# THE PROBLEM:
Copy down all of the data underneath, exactly as shown.

|---|

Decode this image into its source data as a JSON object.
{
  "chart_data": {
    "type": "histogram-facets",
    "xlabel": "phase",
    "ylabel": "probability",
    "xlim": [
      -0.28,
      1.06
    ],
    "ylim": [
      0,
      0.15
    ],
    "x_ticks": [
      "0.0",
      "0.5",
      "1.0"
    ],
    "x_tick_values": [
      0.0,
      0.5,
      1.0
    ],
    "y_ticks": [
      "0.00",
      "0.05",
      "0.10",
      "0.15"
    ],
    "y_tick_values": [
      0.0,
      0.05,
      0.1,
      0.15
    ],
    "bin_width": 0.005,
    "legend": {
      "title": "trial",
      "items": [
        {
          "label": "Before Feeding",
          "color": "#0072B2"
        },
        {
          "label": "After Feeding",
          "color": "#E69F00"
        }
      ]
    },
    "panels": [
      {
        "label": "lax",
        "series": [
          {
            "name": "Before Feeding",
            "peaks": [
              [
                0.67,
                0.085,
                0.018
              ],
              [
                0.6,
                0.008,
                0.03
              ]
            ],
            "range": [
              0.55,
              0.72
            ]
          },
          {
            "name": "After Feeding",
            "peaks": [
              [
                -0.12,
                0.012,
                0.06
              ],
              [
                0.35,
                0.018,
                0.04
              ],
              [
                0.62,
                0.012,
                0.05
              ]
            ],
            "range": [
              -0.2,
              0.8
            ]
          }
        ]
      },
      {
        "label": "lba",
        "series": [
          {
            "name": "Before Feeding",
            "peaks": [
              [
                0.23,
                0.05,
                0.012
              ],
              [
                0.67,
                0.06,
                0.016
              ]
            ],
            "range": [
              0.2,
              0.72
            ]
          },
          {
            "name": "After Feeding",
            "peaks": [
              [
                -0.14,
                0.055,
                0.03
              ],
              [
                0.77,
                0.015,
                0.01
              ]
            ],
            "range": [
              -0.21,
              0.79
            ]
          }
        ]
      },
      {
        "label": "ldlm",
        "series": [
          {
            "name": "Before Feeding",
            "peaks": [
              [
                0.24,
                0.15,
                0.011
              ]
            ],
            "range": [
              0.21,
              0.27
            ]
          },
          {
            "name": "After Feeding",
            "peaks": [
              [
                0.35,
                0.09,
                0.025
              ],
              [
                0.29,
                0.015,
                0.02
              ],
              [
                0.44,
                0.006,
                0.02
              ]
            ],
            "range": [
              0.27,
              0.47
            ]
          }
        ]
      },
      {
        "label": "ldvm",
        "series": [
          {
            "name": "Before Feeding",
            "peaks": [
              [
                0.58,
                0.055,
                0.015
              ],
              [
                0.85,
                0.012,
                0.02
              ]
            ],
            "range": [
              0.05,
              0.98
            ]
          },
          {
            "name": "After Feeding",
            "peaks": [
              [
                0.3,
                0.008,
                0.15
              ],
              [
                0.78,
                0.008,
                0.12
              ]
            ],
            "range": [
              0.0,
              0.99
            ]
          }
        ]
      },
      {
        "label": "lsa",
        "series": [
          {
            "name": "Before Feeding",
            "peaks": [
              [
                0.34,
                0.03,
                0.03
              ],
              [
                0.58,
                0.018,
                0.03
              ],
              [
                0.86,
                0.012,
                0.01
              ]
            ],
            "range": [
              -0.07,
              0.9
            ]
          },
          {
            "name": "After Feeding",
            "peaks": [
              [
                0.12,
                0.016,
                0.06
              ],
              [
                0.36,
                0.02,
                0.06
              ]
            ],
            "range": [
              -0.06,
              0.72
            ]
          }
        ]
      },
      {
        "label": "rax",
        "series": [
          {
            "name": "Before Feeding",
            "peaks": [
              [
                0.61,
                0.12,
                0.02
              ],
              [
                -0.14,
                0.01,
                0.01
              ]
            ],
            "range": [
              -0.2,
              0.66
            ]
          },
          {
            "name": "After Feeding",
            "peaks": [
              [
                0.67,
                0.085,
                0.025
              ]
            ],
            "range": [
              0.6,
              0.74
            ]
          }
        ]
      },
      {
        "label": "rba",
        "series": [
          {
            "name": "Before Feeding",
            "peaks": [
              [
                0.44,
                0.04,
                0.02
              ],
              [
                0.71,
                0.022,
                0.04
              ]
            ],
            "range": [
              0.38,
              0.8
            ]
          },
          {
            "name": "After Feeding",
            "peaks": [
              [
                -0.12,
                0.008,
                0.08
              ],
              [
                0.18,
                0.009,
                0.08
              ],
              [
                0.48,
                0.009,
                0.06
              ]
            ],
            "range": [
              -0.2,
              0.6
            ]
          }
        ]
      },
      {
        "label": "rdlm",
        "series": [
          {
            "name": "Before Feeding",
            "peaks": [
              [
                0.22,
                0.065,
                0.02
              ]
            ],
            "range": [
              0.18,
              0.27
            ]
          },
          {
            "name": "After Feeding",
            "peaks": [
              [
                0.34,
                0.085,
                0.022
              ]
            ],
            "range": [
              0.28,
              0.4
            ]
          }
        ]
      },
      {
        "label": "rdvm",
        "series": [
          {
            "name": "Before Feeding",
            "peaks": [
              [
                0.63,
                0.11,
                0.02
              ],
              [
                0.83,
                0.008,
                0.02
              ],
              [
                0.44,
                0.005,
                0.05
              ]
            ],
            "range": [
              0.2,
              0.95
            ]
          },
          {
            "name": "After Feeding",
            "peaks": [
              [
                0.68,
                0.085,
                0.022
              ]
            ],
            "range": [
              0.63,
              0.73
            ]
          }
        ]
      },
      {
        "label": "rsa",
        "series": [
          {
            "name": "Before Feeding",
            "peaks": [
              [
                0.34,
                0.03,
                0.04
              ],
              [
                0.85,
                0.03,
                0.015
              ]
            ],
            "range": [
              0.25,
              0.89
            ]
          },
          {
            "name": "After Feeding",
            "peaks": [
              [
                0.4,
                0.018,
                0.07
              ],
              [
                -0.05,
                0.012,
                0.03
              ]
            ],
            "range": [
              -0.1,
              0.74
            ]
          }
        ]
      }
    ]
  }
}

|---|

# OUTPUT OF THE EXERCISE:
Decode this image into its source data as a JSON object.
{
  "chart_data": {
    "type": "histogram-facets",
    "xlabel": "phase",
    "ylabel": "probability",
    "xlim": [
      -0.28,
      1.06
    ],
    "ylim": [
      0,
      0.15
    ],
    "x_ticks": [
      "0.0",
      "0.5",
      "1.0"
    ],
    "x_tick_values": [
      0.0,
      0.5,
      1.0
    ],
    "y_ticks": [
      "0.00",
      "0.05",
      "0.10",
      "0.15"
    ],
    "y_tick_values": [
      0.0,
      0.05,
      0.1,
      0.15
    ],
    "bin_width": 0.005,
    "legend": {
      "title": "trial",
      "items": [
        {
          "label": "Before Feeding",
          "color": "#0072B2"
        },
        {
          "label": "After Feeding",
          "color": "#E69F00"
        }
      ]
    },
    "panels": [
      {
        "label": "lax",
        "series": [
          {
            "name": "Before Feeding",
            "peaks": [
              [
                0.67,
                0.085,
                0.018
              ],
              [
                0.6,
                0.008,
                0.03
              ]
            ],
            "range": [
              0.55,
              0.72
            ]
          },
          {
            "name": "After Feeding",
            "peaks": [
              [
                -0.12,
                0.012,
                0.06
              ],
              [
                0.35,
                0.018,
                0.04
              ],
              [
                0.62,
                0.012,
                0.05
              ]
            ],
            "range": [
              -0.2,
              0.8
            ]
          }
        ]
      },
      {
        "label": "lba",
        "series": [
          {
            "name": "Before Feeding",
            "peaks": [
              [
                0.23,
                0.05,
                0.012
              ],
              [
                0.67,
                0.06,
                0.016
              ]
            ],
            "range": [
              0.2,
              0.72
            ]
          },
          {
            "name": "After Feeding",
            "peaks": [
              [
                -0.14,
                0.055,
                0.03
              ],
              [
                0.77,
                0.015,
                0.01
              ]
            ],
            "range": [
              -0.21,
              0.79
            ]
          }
        ]
      },
      {
        "label": "ldlm",
        "series": [
          {
            "name": "Before Feeding",
            "peaks": [
              [
                0.24,
                0.15,
                0.011
              ]
            ],
            "range": [
              0.21,
              0.27
            ]
          },
          {
            "name": "After Feeding",
            "peaks": [
              [
                0.35,
                0.09,
                0.025
              ],
              [
                0.29,
                0.015,
                0.02
              ],
              [
                0.44,
                0.006,
                0.02
              ]
            ],
            "range": [
              0.27,
              0.47
            ]
          }
        ]
      },
      {
        "label": "ldvm",
        "series": [
          {
            "name": "Before Feeding",
            "peaks": [
              [
                0.58,
                0.055,
                0.015
              ],
              [
                0.85,
                0.012,
                0.02
              ]
            ],
            "range": [
              0.05,
              0.98
            ]
          },
          {
            "name": "After Feeding",
            "peaks": [
              [
                0.3,
                0.008,
                0.15
              ],
              [
                0.78,
                0.008,
                0.12
              ]
            ],
            "range": [
              0.0,
              0.99
            ]
          }
        ]
      },
      {
        "label": "lsa",
        "series": [
          {
            "name": "Before Feeding",
            "peaks": [
              [
                0.34,
                0.03,
                0.03
              ],
              [
                0.58,
                0.018,
                0.03
              ],
              [
                0.86,
                0.012,
                0.01
              ]
            ],
            "range": [
              -0.07,
              0.9
            ]
          },
          {
            "name": "After Feeding",
            "peaks": [
              [
                0.12,
                0.016,
                0.06
              ],
              [
                0.36,
                0.02,
                0.06
              ]
            ],
            "range": [
              -0.06,
              0.72
            ]
          }
        ]
      },
      {
        "label": "rax",
        "series": [
          {
            "name": "Before Feeding",
            "peaks": [
              [
                0.61,
                0.12,
                0.02
              ],
              [
                -0.14,
                0.01,
                0.01
              ]
            ],
            "range": [
              -0.2,
              0.66
            ]
          },
          {
            "name": "After Feeding",
            "peaks": [
              [
                0.67,
                0.085,
                0.025
              ]
            ],
            "range": [
              0.6,
              0.74
            ]
          }
        ]
      },
      {
        "label": "rba",
        "series": [
          {
            "name": "Before Feeding",
            "peaks": [
              [
                0.44,
                0.04,
                0.02
              ],
              [
                0.71,
                0.022,
                0.04
              ]
            ],
            "range": [
              0.38,
              0.8
            ]
          },
          {
            "name": "After Feeding",
            "peaks": [
              [
                -0.12,
                0.008,
                0.08
              ],
              [
                0.18,
                0.009,
                0.08
              ],
              [
                0.48,
                0.009,
                0.06
              ]
            ],
            "range": [
              -0.2,
              0.6
            ]
          }
        ]
      },
      {
        "label": "rdlm",
        "series": [
          {
            "name": "Before Feeding",
            "peaks": [
              [
                0.22,
                0.065,
                0.02
              ]
            ],
            "range": [
              0.18,
              0.27
            ]
          },
          {
            "name": "After Feeding",
            "peaks": [
              [
                0.34,
                0.085,
                0.022
              ]
            ],
            "range": [
              0.28,
              0.4
            ]
          }
        ]
      },
      {
        "label": "rdvm",
        "series": [
          {
            "name": "Before Feeding",
            "peaks": [
              [
                0.63,
                0.11,
                0.02
              ],
              [
                0.83,
                0.008,
                0.02
              ],
              [
                0.44,
                0.005,
                0.05
              ]
            ],
            "range": [
              0.2,
              0.95
            ]
          },
          {
            "name": "After Feeding",
            "peaks": [
              [
                0.68,
                0.085,
                0.022
              ]
            ],
            "range": [
              0.63,
              0.73
            ]
          }
        ]
      },
      {
        "label": "rsa",
        "series": [
          {
            "name": "Before Feeding",
            "peaks": [
              [
                0.34,
                0.03,
                0.04
              ],
              [
                0.85,
                0.03,
                0.015
              ]
            ],
            "range": [
              0.25,
              0.89
            ]
          },
          {
            "name": "After Feeding",
            "peaks": [
              [
                0.4,
                0.018,
                0.07
              ],
              [
                -0.05,
                0.012,
                0.03
              ]
            ],
            "range": [
              -0.1,
              0.74
            ]
          }
        ]
      }
    ]
  }
}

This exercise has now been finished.